### [REQUEST]
Pictures do not belong in your copy. Repeat all the other data exactly.

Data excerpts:
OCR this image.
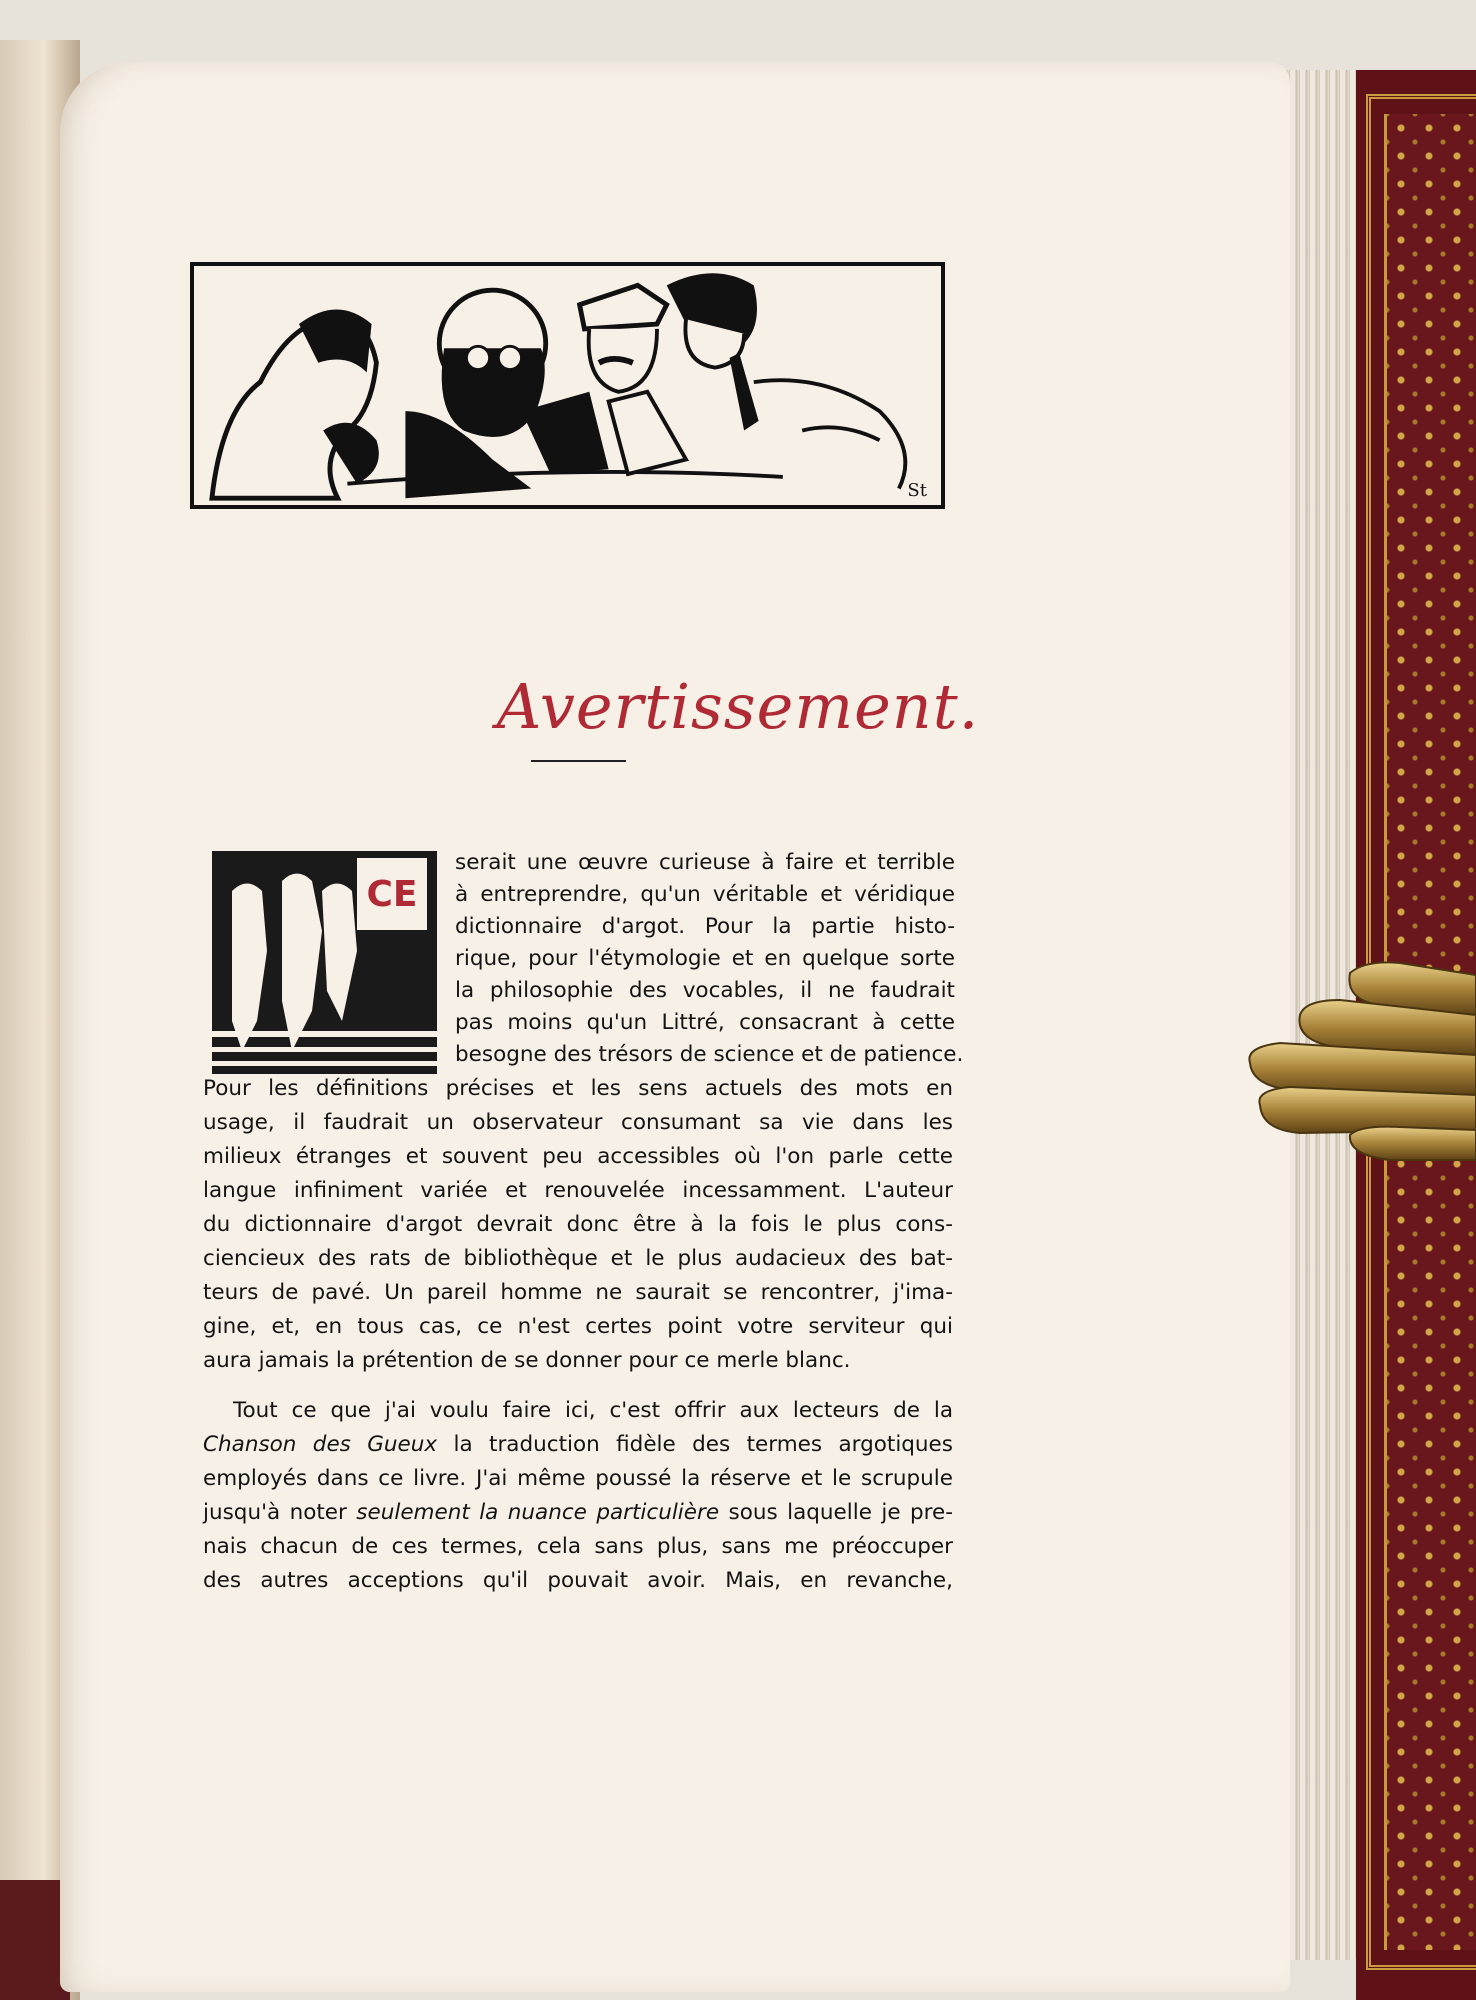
St
Avertissement.
CE
serait une œuvre curieuse à faire et terrible
à entreprendre, qu'un véritable et véridique
dictionnaire d'argot. Pour la partie histo-
rique, pour l'étymologie et en quelque sorte
la philosophie des vocables, il ne faudrait
pas moins qu'un Littré, consacrant à cette
besogne des trésors de science et de patience.
Pour les définitions précises et les sens actuels des mots en
usage, il faudrait un observateur consumant sa vie dans les
milieux étranges et souvent peu accessibles où l'on parle cette
langue infiniment variée et renouvelée incessamment. L'auteur
du dictionnaire d'argot devrait donc être à la fois le plus cons-
ciencieux des rats de bibliothèque et le plus audacieux des bat-
teurs de pavé. Un pareil homme ne saurait se rencontrer, j'ima-
gine, et, en tous cas, ce n'est certes point votre serviteur qui
aura jamais la prétention de se donner pour ce merle blanc.
Tout ce que j'ai voulu faire ici, c'est offrir aux lecteurs de la
Chanson des Gueux la traduction fidèle des termes argotiques
employés dans ce livre. J'ai même poussé la réserve et le scrupule
jusqu'à noter seulement la nuance particulière sous laquelle je pre-
nais chacun de ces termes, cela sans plus, sans me préoccuper
des autres acceptions qu'il pouvait avoir. Mais, en revanche,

### [REPLY TO THE EXERCISE]
OCR this image.
St
Avertissement.
CE
serait une œuvre curieuse à faire et terrible
à entreprendre, qu'un véritable et véridique
dictionnaire d'argot. Pour la partie histo-
rique, pour l'étymologie et en quelque sorte
la philosophie des vocables, il ne faudrait
pas moins qu'un Littré, consacrant à cette
besogne des trésors de science et de patience.
Pour les définitions précises et les sens actuels des mots en
usage, il faudrait un observateur consumant sa vie dans les
milieux étranges et souvent peu accessibles où l'on parle cette
langue infiniment variée et renouvelée incessamment. L'auteur
du dictionnaire d'argot devrait donc être à la fois le plus cons-
ciencieux des rats de bibliothèque et le plus audacieux des bat-
teurs de pavé. Un pareil homme ne saurait se rencontrer, j'ima-
gine, et, en tous cas, ce n'est certes point votre serviteur qui
aura jamais la prétention de se donner pour ce merle blanc.
Tout ce que j'ai voulu faire ici, c'est offrir aux lecteurs de la
Chanson des Gueux la traduction fidèle des termes argotiques
employés dans ce livre. J'ai même poussé la réserve et le scrupule
jusqu'à noter seulement la nuance particulière sous laquelle je pre-
nais chacun de ces termes, cela sans plus, sans me préoccuper
des autres acceptions qu'il pouvait avoir. Mais, en revanche,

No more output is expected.